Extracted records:
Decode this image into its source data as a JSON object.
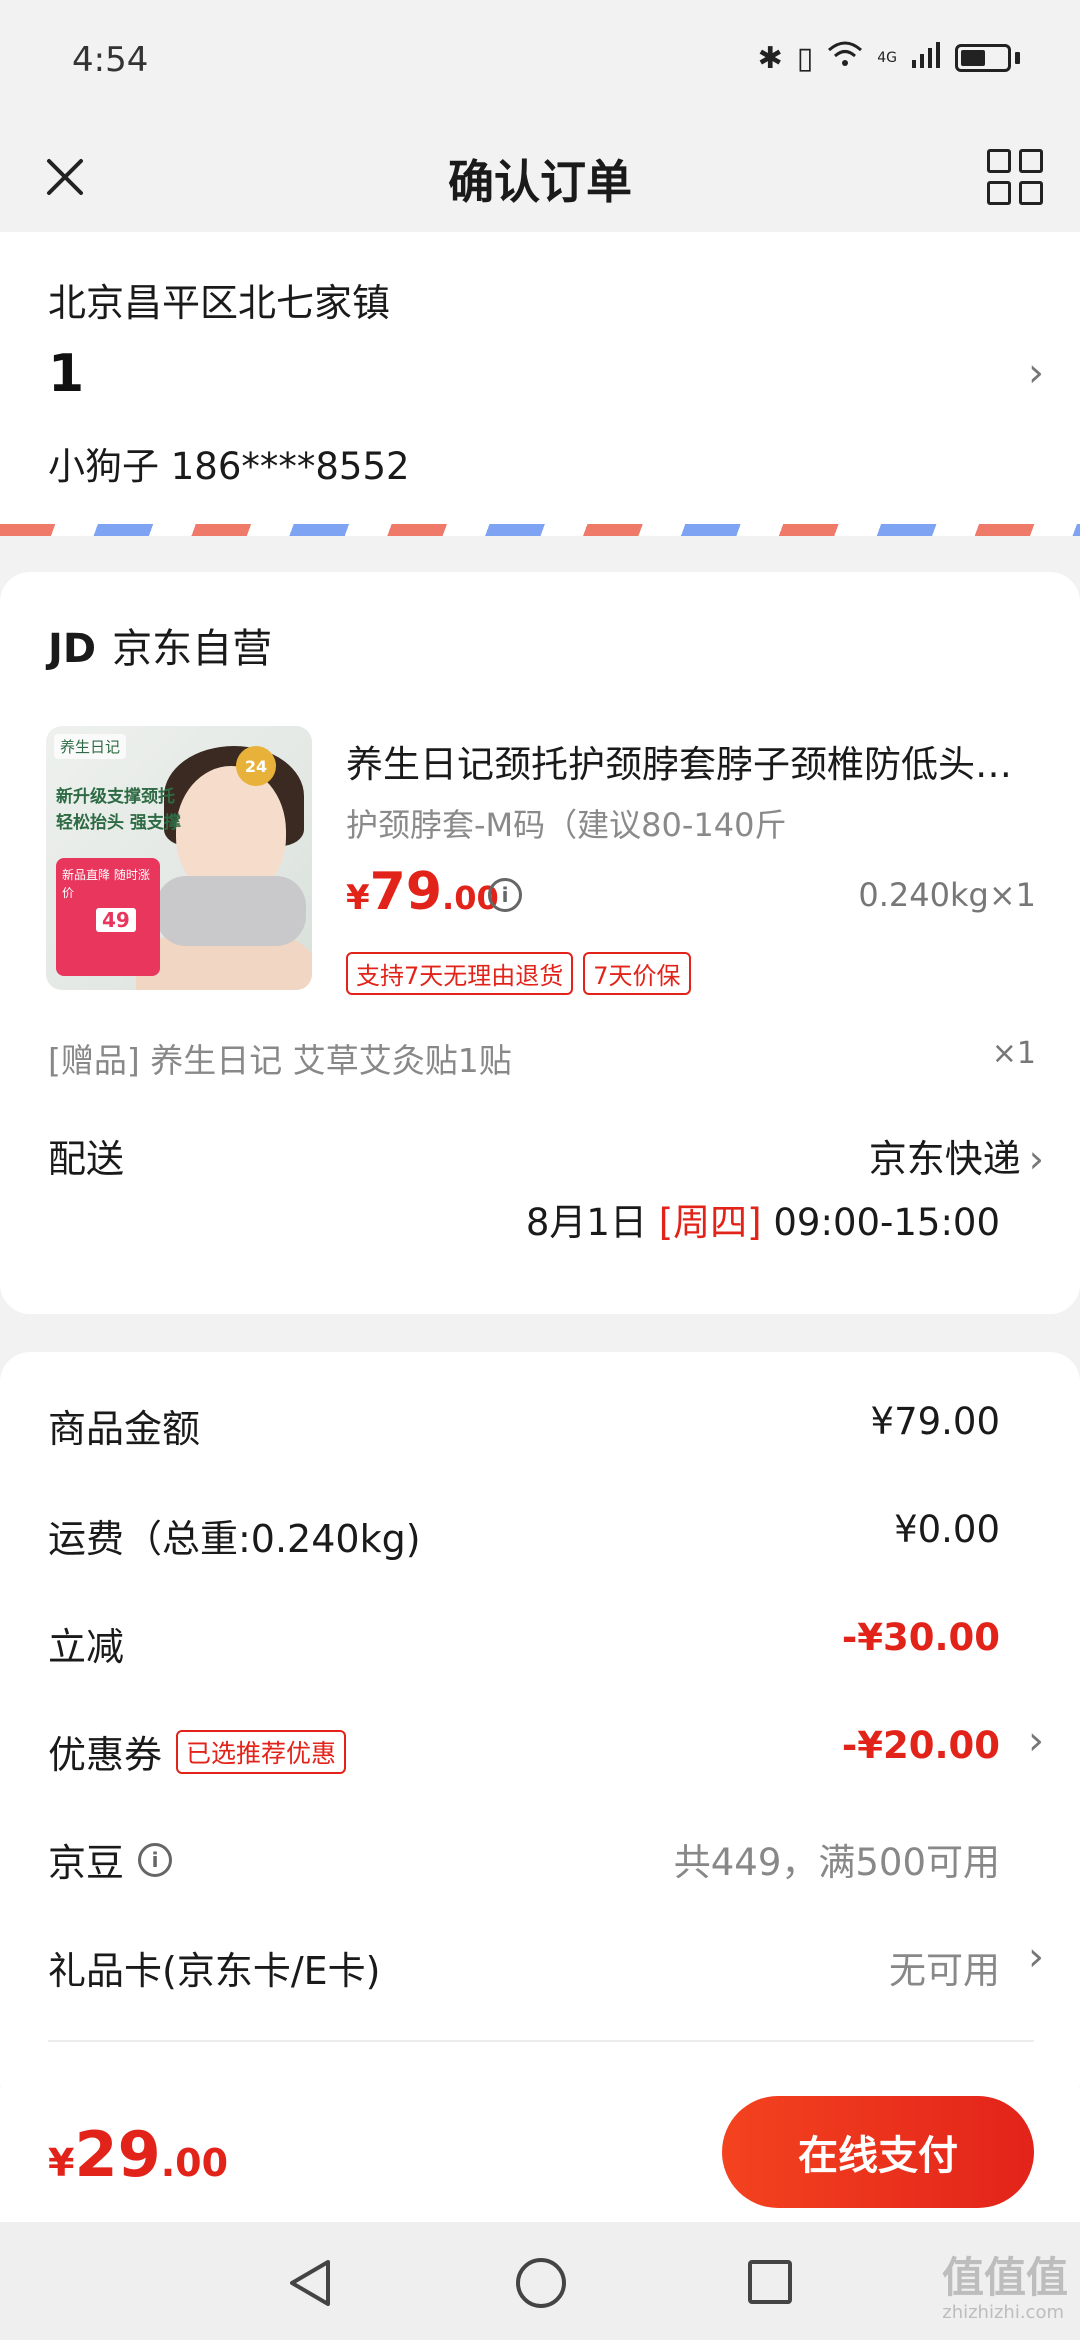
{
  "status_bar": {
    "time": "4:54",
    "network": "4G"
  },
  "nav": {
    "title": "确认订单"
  },
  "address": {
    "region": "北京昌平区北七家镇",
    "detail": "1",
    "contact": "小狗子 186****8552"
  },
  "shop": {
    "logo": "JD",
    "name": "京东自营"
  },
  "product": {
    "image_tag": "养生日记",
    "image_line1": "新升级支撑颈托",
    "image_line2": "轻松抬头 强支撑",
    "image_promo": "新品直降 随时涨价",
    "image_promo_price": "49",
    "image_badge": "24",
    "title": "养生日记颈托护颈脖套脖子颈椎防低头神器",
    "spec": "护颈脖套-M码（建议80-140斤",
    "price_symbol": "¥",
    "price_int": "79",
    "price_dec": ".00",
    "weight_qty": "0.240kg×1",
    "tags": [
      "支持7天无理由退货",
      "7天价保"
    ]
  },
  "gift": {
    "label": "[赠品] 养生日记 艾草艾灸贴1贴",
    "qty": "×1"
  },
  "shipping": {
    "label": "配送",
    "carrier": "京东快递",
    "date": "8月1日",
    "weekday": "[周四]",
    "window": "09:00-15:00"
  },
  "summary": {
    "goods_label": "商品金额",
    "goods_value": "¥79.00",
    "freight_label": "运费（总重:0.240kg)",
    "freight_value": "¥0.00",
    "discount_label": "立减",
    "discount_value": "-¥30.00",
    "coupon_label": "优惠券",
    "coupon_tag": "已选推荐优惠",
    "coupon_value": "-¥20.00",
    "jingdou_label": "京豆",
    "jingdou_value": "共449，满500可用",
    "giftcard_label": "礼品卡(京东卡/E卡)",
    "giftcard_value": "无可用"
  },
  "bottom": {
    "total_symbol": "¥",
    "total_int": "29",
    "total_dec": ".00",
    "pay_label": "在线支付"
  },
  "watermark": {
    "main": "值值值",
    "sub": "zhizhizhi.com"
  },
  "colors": {
    "accent_red": "#e2231a",
    "background": "#f2f2f2"
  }
}
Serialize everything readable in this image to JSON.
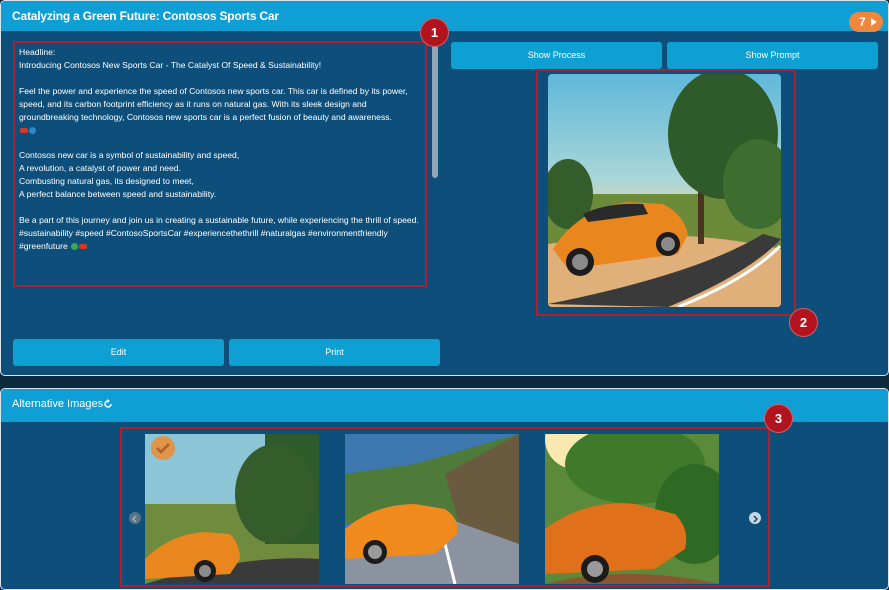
{
  "main_panel": {
    "title": "Catalyzing a Green Future: Contosos Sports Car",
    "badge_count": "7"
  },
  "post": {
    "line1": "Headline:",
    "line2": "Introducing Contosos New Sports Car - The Catalyst Of Speed & Sustainability!",
    "para1": "Feel the power and experience the speed of Contosos new sports car. This car is defined by its power, speed, and its carbon footprint efficiency as it runs on natural gas. With its sleek design and groundbreaking technology, Contosos new sports car is a perfect fusion of beauty and awareness.",
    "poem1": "Contosos new car is a symbol of sustainability and speed,",
    "poem2": "A revolution, a catalyst of power and need.",
    "poem3": "Combusting natural gas, its designed to meet,",
    "poem4": "A perfect balance between speed and sustainability.",
    "para3": "Be a part of this journey and join us in creating a sustainable future, while experiencing the thrill of speed.  #sustainability #speed #ContosoSportsCar #experiencethethrill #naturalgas #environmentfriendly #greenfuture"
  },
  "buttons": {
    "show_process": "Show Process",
    "show_prompt": "Show Prompt",
    "edit": "Edit",
    "print": "Print"
  },
  "markers": [
    "1",
    "2",
    "3"
  ],
  "alternatives": {
    "title": "Alternative Images"
  },
  "colors": {
    "header": "#0f9fd4",
    "panel": "#0d4f7a",
    "button": "#0e9fd3",
    "badge": "#f0853c",
    "highlight": "#b0202c"
  },
  "icons": [
    "play-icon",
    "refresh-icon",
    "check-icon",
    "chevron-left-icon",
    "chevron-right-icon"
  ]
}
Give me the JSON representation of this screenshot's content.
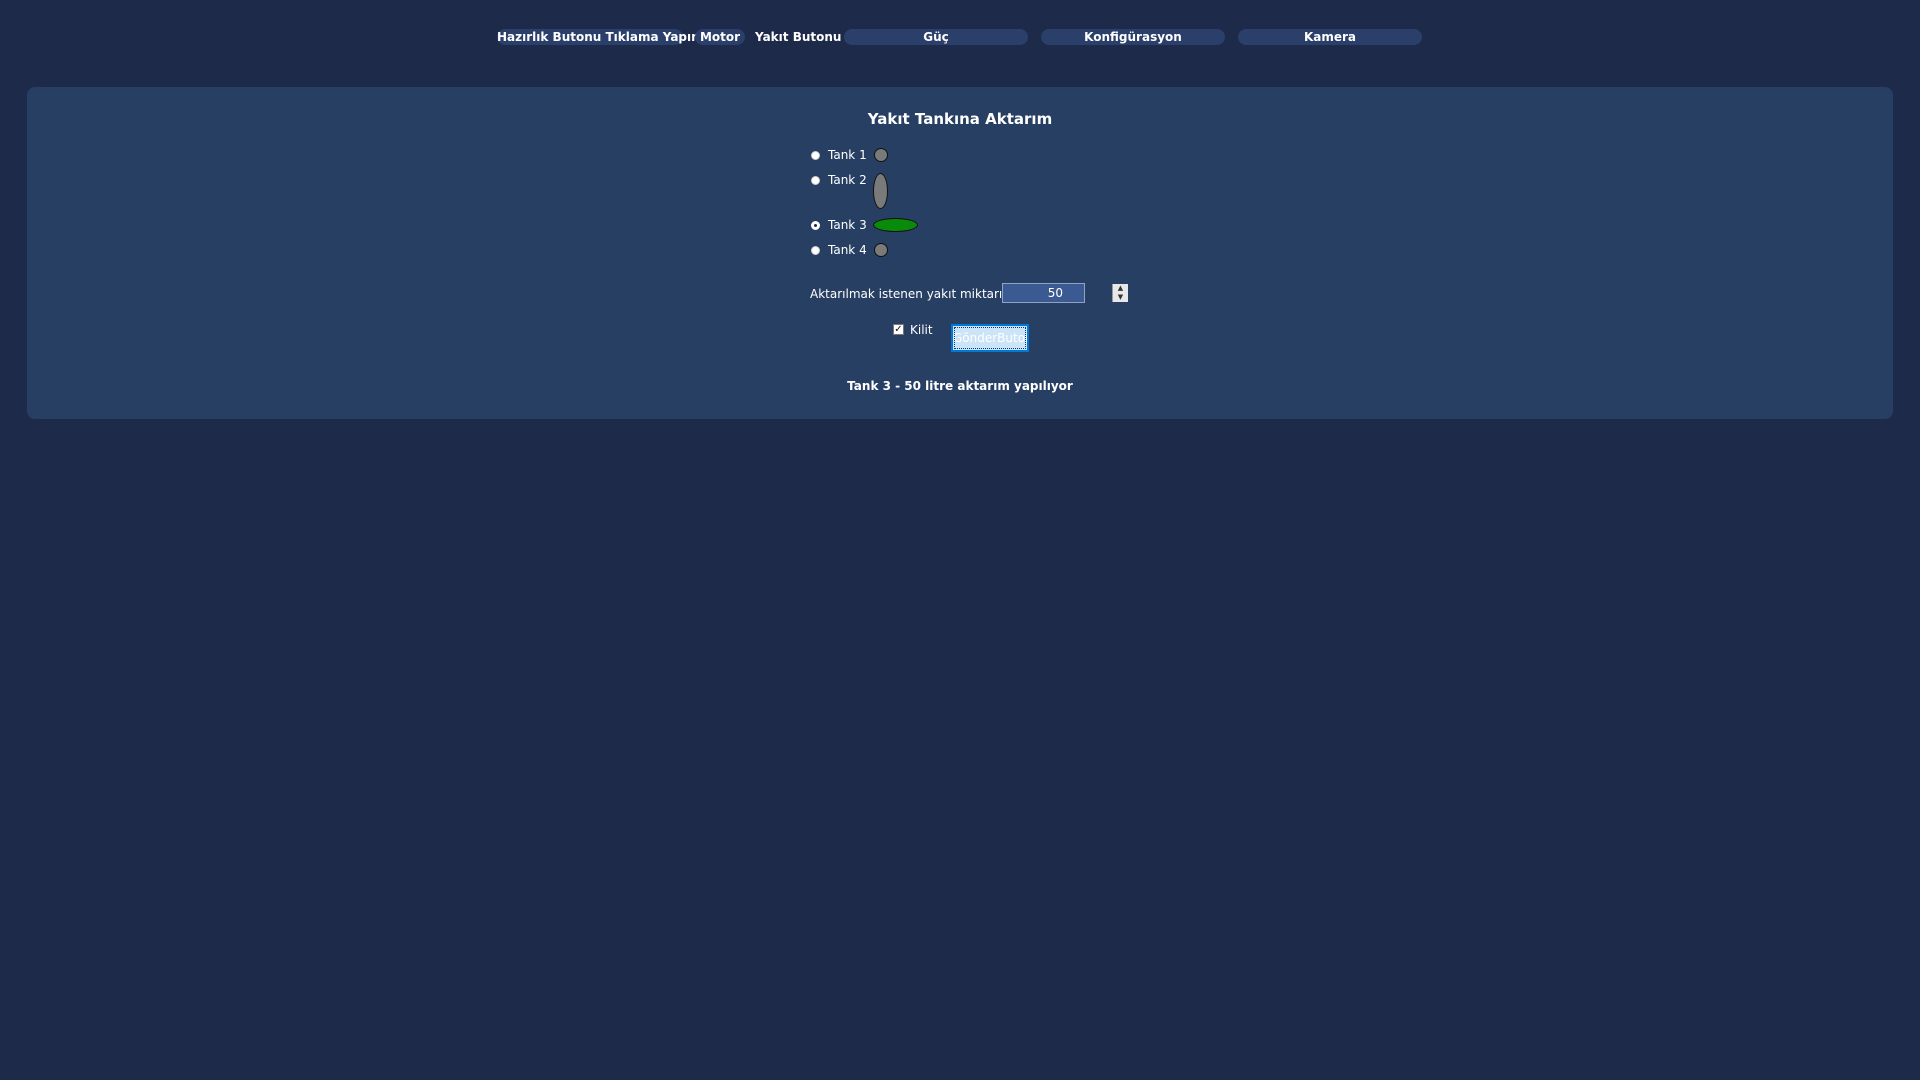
{
  "nav": {
    "items": [
      {
        "label": "Hazırlık Butonu Tıklama Yapınız"
      },
      {
        "label": "Motor"
      },
      {
        "label": "Yakıt Butonu"
      },
      {
        "label": "Güç"
      },
      {
        "label": "Konfigürasyon"
      },
      {
        "label": "Kamera"
      }
    ]
  },
  "panel": {
    "title": "Yakıt Tankına Aktarım",
    "tanks": [
      {
        "label": "Tank 1",
        "selected": false,
        "indicator_color": "#7a7a7a"
      },
      {
        "label": "Tank 2",
        "selected": false,
        "indicator_color": "#7a7a7a"
      },
      {
        "label": "Tank 3",
        "selected": true,
        "indicator_color": "#0a8a0a"
      },
      {
        "label": "Tank 4",
        "selected": false,
        "indicator_color": "#7a7a7a"
      }
    ],
    "amount_label": "Aktarılmak istenen yakıt miktarı(lt):",
    "amount_value": "50",
    "lock_label": "Kilit",
    "lock_checked": true,
    "send_label": "GönderButonu",
    "status": "Tank 3 - 50 litre aktarım yapılıyor"
  },
  "colors": {
    "background": "#1e2a4a",
    "panel": "#273f63",
    "nav_pill": "#2b3f6b",
    "selected_indicator": "#0a8a0a",
    "inactive_indicator": "#7a7a7a"
  }
}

### Required work
Apart from the pictures, the entries above are to be repeated in full and exactly.

### The answer
Decode this image into its source data as a JSON object.
{
  "status_bar": {
    "time": "4:54",
    "network": "4G"
  },
  "nav": {
    "title": "确认订单"
  },
  "address": {
    "region": "北京昌平区北七家镇",
    "detail": "1",
    "contact": "小狗子 186****8552"
  },
  "shop": {
    "logo": "JD",
    "name": "京东自营"
  },
  "product": {
    "image_tag": "养生日记",
    "image_line1": "新升级支撑颈托",
    "image_line2": "轻松抬头 强支撑",
    "image_promo": "新品直降 随时涨价",
    "image_promo_price": "49",
    "image_badge": "24",
    "title": "养生日记颈托护颈脖套脖子颈椎防低头神器",
    "spec": "护颈脖套-M码（建议80-140斤",
    "price_symbol": "¥",
    "price_int": "79",
    "price_dec": ".00",
    "weight_qty": "0.240kg×1",
    "tags": [
      "支持7天无理由退货",
      "7天价保"
    ]
  },
  "gift": {
    "label": "[赠品] 养生日记 艾草艾灸贴1贴",
    "qty": "×1"
  },
  "shipping": {
    "label": "配送",
    "carrier": "京东快递",
    "date": "8月1日",
    "weekday": "[周四]",
    "window": "09:00-15:00"
  },
  "summary": {
    "goods_label": "商品金额",
    "goods_value": "¥79.00",
    "freight_label": "运费（总重:0.240kg)",
    "freight_value": "¥0.00",
    "discount_label": "立减",
    "discount_value": "-¥30.00",
    "coupon_label": "优惠券",
    "coupon_tag": "已选推荐优惠",
    "coupon_value": "-¥20.00",
    "jingdou_label": "京豆",
    "jingdou_value": "共449，满500可用",
    "giftcard_label": "礼品卡(京东卡/E卡)",
    "giftcard_value": "无可用"
  },
  "bottom": {
    "total_symbol": "¥",
    "total_int": "29",
    "total_dec": ".00",
    "pay_label": "在线支付"
  },
  "watermark": {
    "main": "值值值",
    "sub": "zhizhizhi.com"
  },
  "colors": {
    "accent_red": "#e2231a",
    "background": "#f2f2f2"
  }
}
Serialize everything readable in this image to JSON.
{
  "main_panel": {
    "title": "Catalyzing a Green Future: Contosos Sports Car",
    "badge_count": "7"
  },
  "post": {
    "line1": "Headline:",
    "line2": "Introducing Contosos New Sports Car - The Catalyst Of Speed & Sustainability!",
    "para1": "Feel the power and experience the speed of Contosos new sports car. This car is defined by its power, speed, and its carbon footprint efficiency as it runs on natural gas. With its sleek design and groundbreaking technology, Contosos new sports car is a perfect fusion of beauty and awareness.",
    "poem1": "Contosos new car is a symbol of sustainability and speed,",
    "poem2": "A revolution, a catalyst of power and need.",
    "poem3": "Combusting natural gas, its designed to meet,",
    "poem4": "A perfect balance between speed and sustainability.",
    "para3": "Be a part of this journey and join us in creating a sustainable future, while experiencing the thrill of speed.  #sustainability #speed #ContosoSportsCar #experiencethethrill #naturalgas #environmentfriendly #greenfuture"
  },
  "buttons": {
    "show_process": "Show Process",
    "show_prompt": "Show Prompt",
    "edit": "Edit",
    "print": "Print"
  },
  "markers": [
    "1",
    "2",
    "3"
  ],
  "alternatives": {
    "title": "Alternative Images"
  },
  "colors": {
    "header": "#0f9fd4",
    "panel": "#0d4f7a",
    "button": "#0e9fd3",
    "badge": "#f0853c",
    "highlight": "#b0202c"
  },
  "icons": [
    "play-icon",
    "refresh-icon",
    "check-icon",
    "chevron-left-icon",
    "chevron-right-icon"
  ]
}
Give me the JSON representation of this screenshot's content.
{
  "nav": {
    "items": [
      {
        "label": "Hazırlık Butonu Tıklama Yapınız"
      },
      {
        "label": "Motor"
      },
      {
        "label": "Yakıt Butonu"
      },
      {
        "label": "Güç"
      },
      {
        "label": "Konfigürasyon"
      },
      {
        "label": "Kamera"
      }
    ]
  },
  "panel": {
    "title": "Yakıt Tankına Aktarım",
    "tanks": [
      {
        "label": "Tank 1",
        "selected": false,
        "indicator_color": "#7a7a7a"
      },
      {
        "label": "Tank 2",
        "selected": false,
        "indicator_color": "#7a7a7a"
      },
      {
        "label": "Tank 3",
        "selected": true,
        "indicator_color": "#0a8a0a"
      },
      {
        "label": "Tank 4",
        "selected": false,
        "indicator_color": "#7a7a7a"
      }
    ],
    "amount_label": "Aktarılmak istenen yakıt miktarı(lt):",
    "amount_value": "50",
    "lock_label": "Kilit",
    "lock_checked": true,
    "send_label": "GönderButonu",
    "status": "Tank 3 - 50 litre aktarım yapılıyor"
  },
  "colors": {
    "background": "#1e2a4a",
    "panel": "#273f63",
    "nav_pill": "#2b3f6b",
    "selected_indicator": "#0a8a0a",
    "inactive_indicator": "#7a7a7a"
  }
}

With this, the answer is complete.